## begin MATERIAL SHOWN

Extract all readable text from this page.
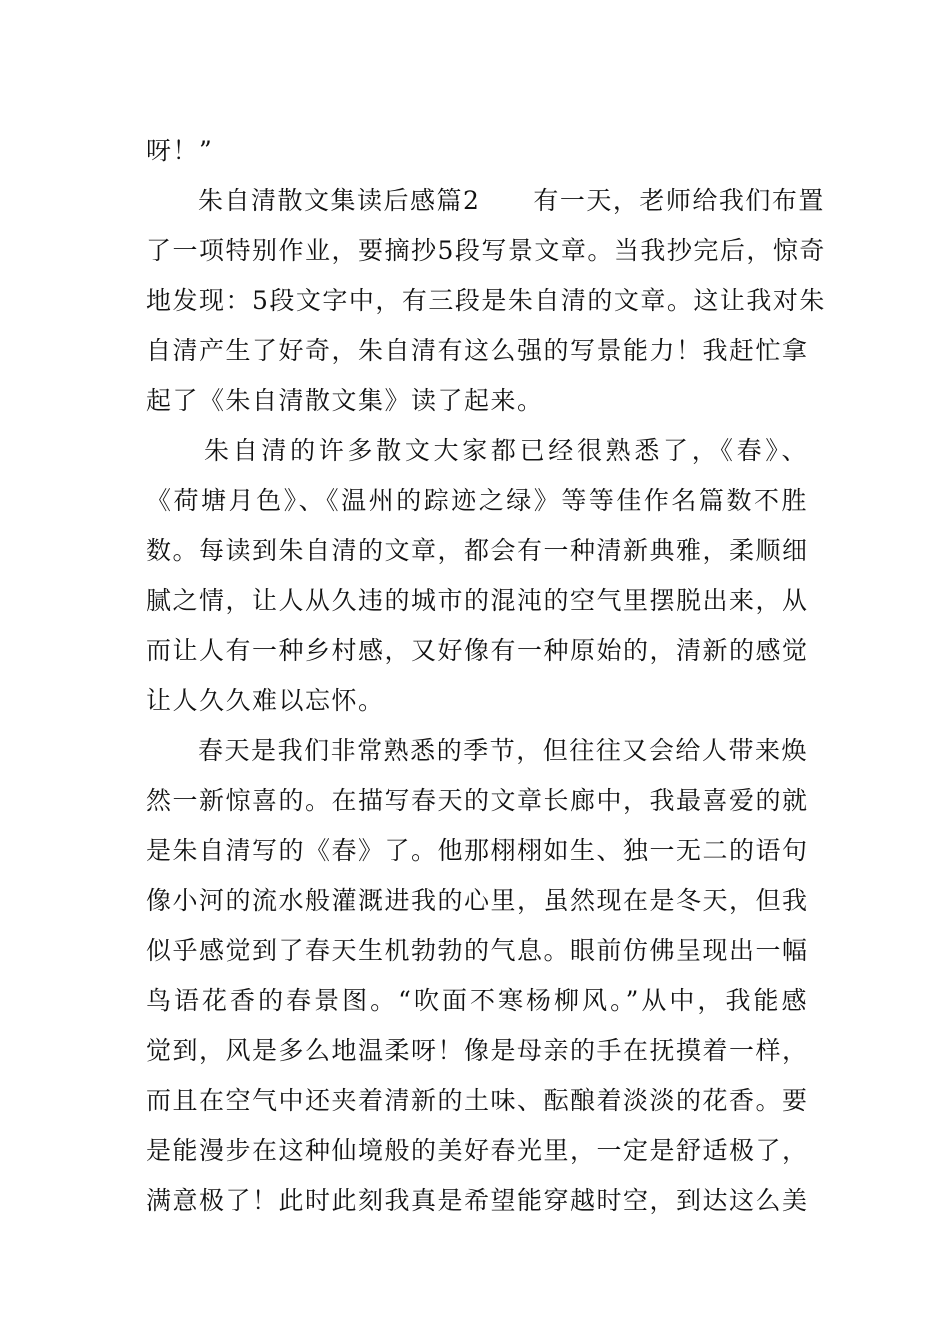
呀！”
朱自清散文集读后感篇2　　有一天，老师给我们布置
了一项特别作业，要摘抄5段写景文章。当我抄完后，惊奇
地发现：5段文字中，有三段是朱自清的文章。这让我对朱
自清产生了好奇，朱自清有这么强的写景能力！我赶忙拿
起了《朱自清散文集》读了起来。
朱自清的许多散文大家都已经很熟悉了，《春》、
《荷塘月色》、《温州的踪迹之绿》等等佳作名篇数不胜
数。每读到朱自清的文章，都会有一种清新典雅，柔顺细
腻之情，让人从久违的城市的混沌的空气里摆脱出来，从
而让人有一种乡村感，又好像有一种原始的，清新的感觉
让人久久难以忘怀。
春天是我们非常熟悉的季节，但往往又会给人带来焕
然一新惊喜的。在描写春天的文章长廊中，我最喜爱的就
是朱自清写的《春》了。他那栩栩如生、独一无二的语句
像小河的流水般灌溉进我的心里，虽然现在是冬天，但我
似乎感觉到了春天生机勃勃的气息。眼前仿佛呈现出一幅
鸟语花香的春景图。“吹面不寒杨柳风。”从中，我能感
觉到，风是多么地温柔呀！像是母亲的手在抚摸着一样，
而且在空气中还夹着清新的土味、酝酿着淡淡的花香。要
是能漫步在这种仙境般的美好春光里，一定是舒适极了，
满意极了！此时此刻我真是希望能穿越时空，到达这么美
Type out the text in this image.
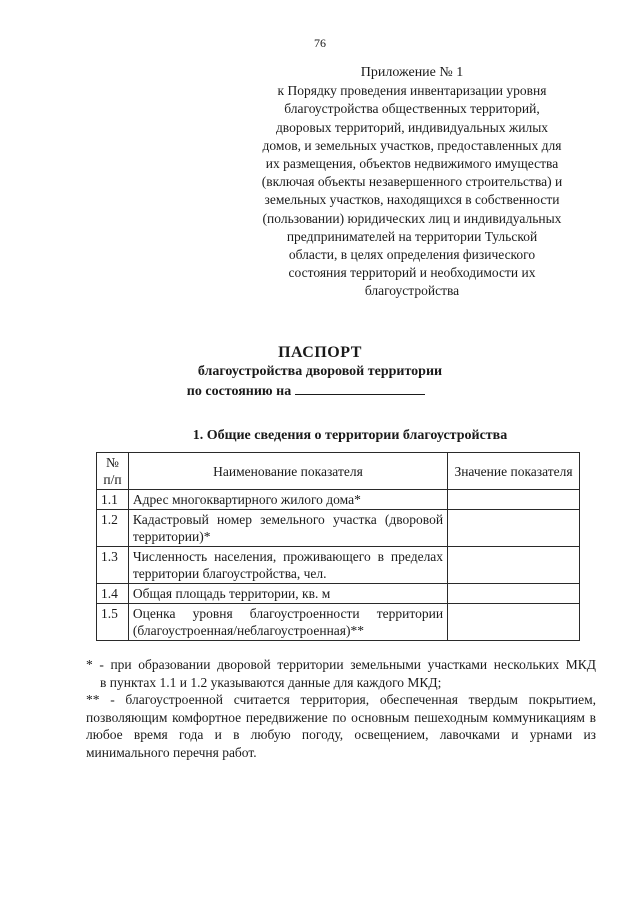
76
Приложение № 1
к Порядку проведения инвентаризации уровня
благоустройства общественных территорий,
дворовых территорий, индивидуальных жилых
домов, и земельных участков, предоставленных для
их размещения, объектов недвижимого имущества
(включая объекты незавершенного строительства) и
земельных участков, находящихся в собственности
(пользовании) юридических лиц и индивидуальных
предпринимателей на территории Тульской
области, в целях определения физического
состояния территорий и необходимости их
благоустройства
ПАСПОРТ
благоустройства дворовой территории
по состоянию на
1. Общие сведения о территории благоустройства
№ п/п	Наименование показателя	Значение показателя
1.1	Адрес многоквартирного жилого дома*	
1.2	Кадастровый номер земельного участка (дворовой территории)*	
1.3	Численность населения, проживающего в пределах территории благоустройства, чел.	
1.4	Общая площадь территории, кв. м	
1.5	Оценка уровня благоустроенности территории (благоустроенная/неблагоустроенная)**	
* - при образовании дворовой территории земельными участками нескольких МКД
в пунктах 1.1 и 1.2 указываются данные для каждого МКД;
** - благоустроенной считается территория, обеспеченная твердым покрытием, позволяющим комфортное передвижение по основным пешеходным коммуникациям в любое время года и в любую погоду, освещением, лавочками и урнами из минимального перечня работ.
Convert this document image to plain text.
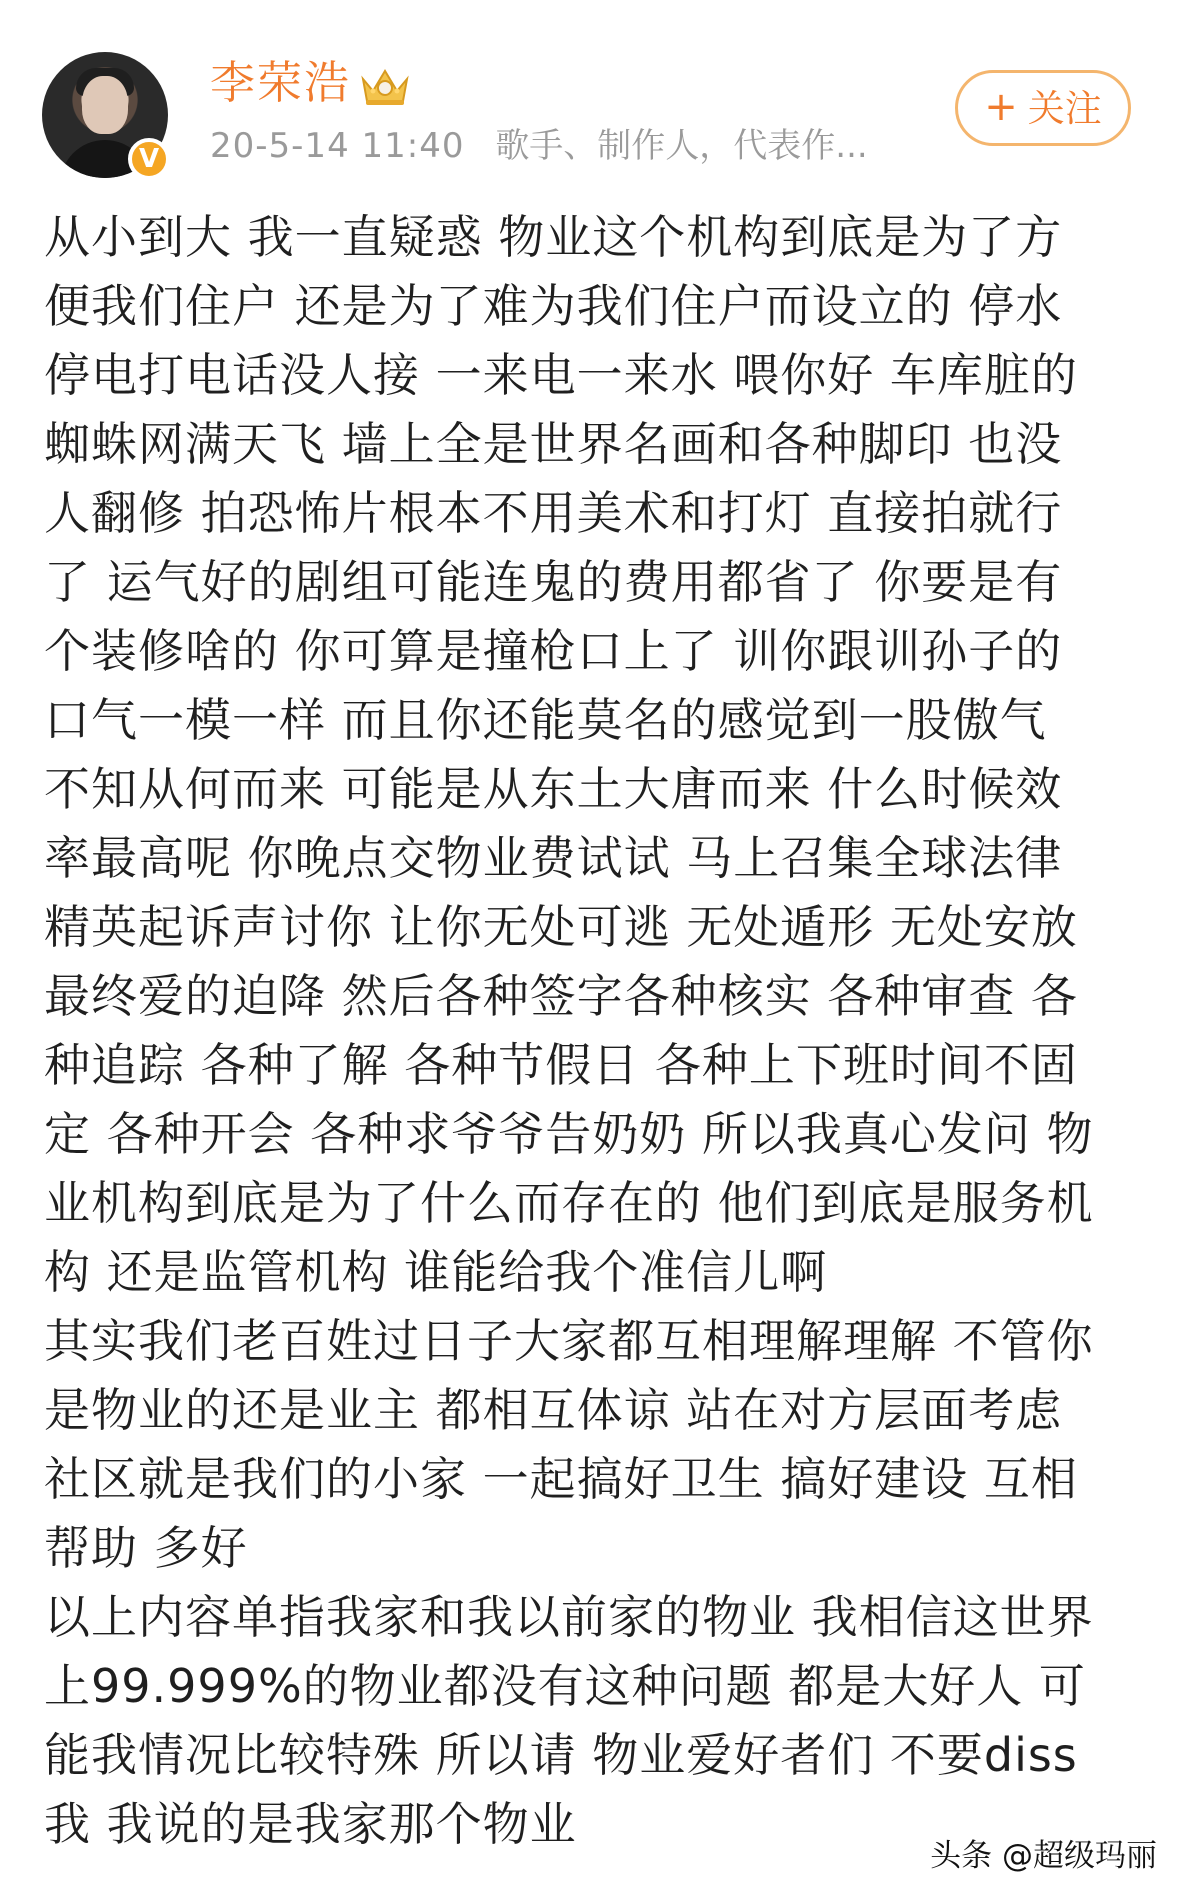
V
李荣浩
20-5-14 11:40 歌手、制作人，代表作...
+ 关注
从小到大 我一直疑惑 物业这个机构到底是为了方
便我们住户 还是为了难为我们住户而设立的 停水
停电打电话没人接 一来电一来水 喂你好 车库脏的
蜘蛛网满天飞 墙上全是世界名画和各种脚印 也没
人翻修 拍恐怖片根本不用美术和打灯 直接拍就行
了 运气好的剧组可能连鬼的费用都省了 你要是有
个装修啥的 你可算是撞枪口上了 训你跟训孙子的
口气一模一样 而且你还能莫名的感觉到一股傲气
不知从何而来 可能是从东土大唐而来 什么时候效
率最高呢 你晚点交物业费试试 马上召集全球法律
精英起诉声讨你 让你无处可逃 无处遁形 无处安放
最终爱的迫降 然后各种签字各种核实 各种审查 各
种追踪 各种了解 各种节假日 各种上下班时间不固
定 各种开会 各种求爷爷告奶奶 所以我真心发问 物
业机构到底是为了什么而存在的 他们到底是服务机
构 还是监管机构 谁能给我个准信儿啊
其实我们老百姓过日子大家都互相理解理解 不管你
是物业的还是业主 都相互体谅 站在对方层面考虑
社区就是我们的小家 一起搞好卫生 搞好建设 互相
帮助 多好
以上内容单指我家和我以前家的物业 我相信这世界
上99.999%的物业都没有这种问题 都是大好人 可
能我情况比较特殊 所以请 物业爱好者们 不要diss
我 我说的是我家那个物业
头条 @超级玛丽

## end MATERIAL SHOWN

**WORK TO COMPLETE**
All of the data above should be quoted exactly, except for the pictures.

**SOLUTION**
Extract all readable text from this page.
呀！”
朱自清散文集读后感篇2　　有一天，老师给我们布置
了一项特别作业，要摘抄5段写景文章。当我抄完后，惊奇
地发现：5段文字中，有三段是朱自清的文章。这让我对朱
自清产生了好奇，朱自清有这么强的写景能力！我赶忙拿
起了《朱自清散文集》读了起来。
朱自清的许多散文大家都已经很熟悉了，《春》、
《荷塘月色》、《温州的踪迹之绿》等等佳作名篇数不胜
数。每读到朱自清的文章，都会有一种清新典雅，柔顺细
腻之情，让人从久违的城市的混沌的空气里摆脱出来，从
而让人有一种乡村感，又好像有一种原始的，清新的感觉
让人久久难以忘怀。
春天是我们非常熟悉的季节，但往往又会给人带来焕
然一新惊喜的。在描写春天的文章长廊中，我最喜爱的就
是朱自清写的《春》了。他那栩栩如生、独一无二的语句
像小河的流水般灌溉进我的心里，虽然现在是冬天，但我
似乎感觉到了春天生机勃勃的气息。眼前仿佛呈现出一幅
鸟语花香的春景图。“吹面不寒杨柳风。”从中，我能感
觉到，风是多么地温柔呀！像是母亲的手在抚摸着一样，
而且在空气中还夹着清新的土味、酝酿着淡淡的花香。要
是能漫步在这种仙境般的美好春光里，一定是舒适极了，
满意极了！此时此刻我真是希望能穿越时空，到达这么美
Type out the text in this image.
76
Приложение № 1
к Порядку проведения инвентаризации уровня
благоустройства общественных территорий,
дворовых территорий, индивидуальных жилых
домов, и земельных участков, предоставленных для
их размещения, объектов недвижимого имущества
(включая объекты незавершенного строительства) и
земельных участков, находящихся в собственности
(пользовании) юридических лиц и индивидуальных
предпринимателей на территории Тульской
области, в целях определения физического
состояния территорий и необходимости их
благоустройства
ПАСПОРТ
благоустройства дворовой территории
по состоянию на
1. Общие сведения о территории благоустройства
№ п/п	Наименование показателя	Значение показателя
1.1	Адрес многоквартирного жилого дома*	
1.2	Кадастровый номер земельного участка (дворовой территории)*	
1.3	Численность населения, проживающего в пределах территории благоустройства, чел.	
1.4	Общая площадь территории, кв. м	
1.5	Оценка уровня благоустроенности территории (благоустроенная/неблагоустроенная)**	
* - при образовании дворовой территории земельными участками нескольких МКД
в пунктах 1.1 и 1.2 указываются данные для каждого МКД;
** - благоустроенной считается территория, обеспеченная твердым покрытием, позволяющим комфортное передвижение по основным пешеходным коммуникациям в любое время года и в любую погоду, освещением, лавочками и урнами из минимального перечня работ.
Convert this document image to plain text.
V
李荣浩
20-5-14 11:40 歌手、制作人，代表作...
+ 关注
从小到大 我一直疑惑 物业这个机构到底是为了方
便我们住户 还是为了难为我们住户而设立的 停水
停电打电话没人接 一来电一来水 喂你好 车库脏的
蜘蛛网满天飞 墙上全是世界名画和各种脚印 也没
人翻修 拍恐怖片根本不用美术和打灯 直接拍就行
了 运气好的剧组可能连鬼的费用都省了 你要是有
个装修啥的 你可算是撞枪口上了 训你跟训孙子的
口气一模一样 而且你还能莫名的感觉到一股傲气
不知从何而来 可能是从东土大唐而来 什么时候效
率最高呢 你晚点交物业费试试 马上召集全球法律
精英起诉声讨你 让你无处可逃 无处遁形 无处安放
最终爱的迫降 然后各种签字各种核实 各种审查 各
种追踪 各种了解 各种节假日 各种上下班时间不固
定 各种开会 各种求爷爷告奶奶 所以我真心发问 物
业机构到底是为了什么而存在的 他们到底是服务机
构 还是监管机构 谁能给我个准信儿啊
其实我们老百姓过日子大家都互相理解理解 不管你
是物业的还是业主 都相互体谅 站在对方层面考虑
社区就是我们的小家 一起搞好卫生 搞好建设 互相
帮助 多好
以上内容单指我家和我以前家的物业 我相信这世界
上99.999%的物业都没有这种问题 都是大好人 可
能我情况比较特殊 所以请 物业爱好者们 不要diss
我 我说的是我家那个物业
头条 @超级玛丽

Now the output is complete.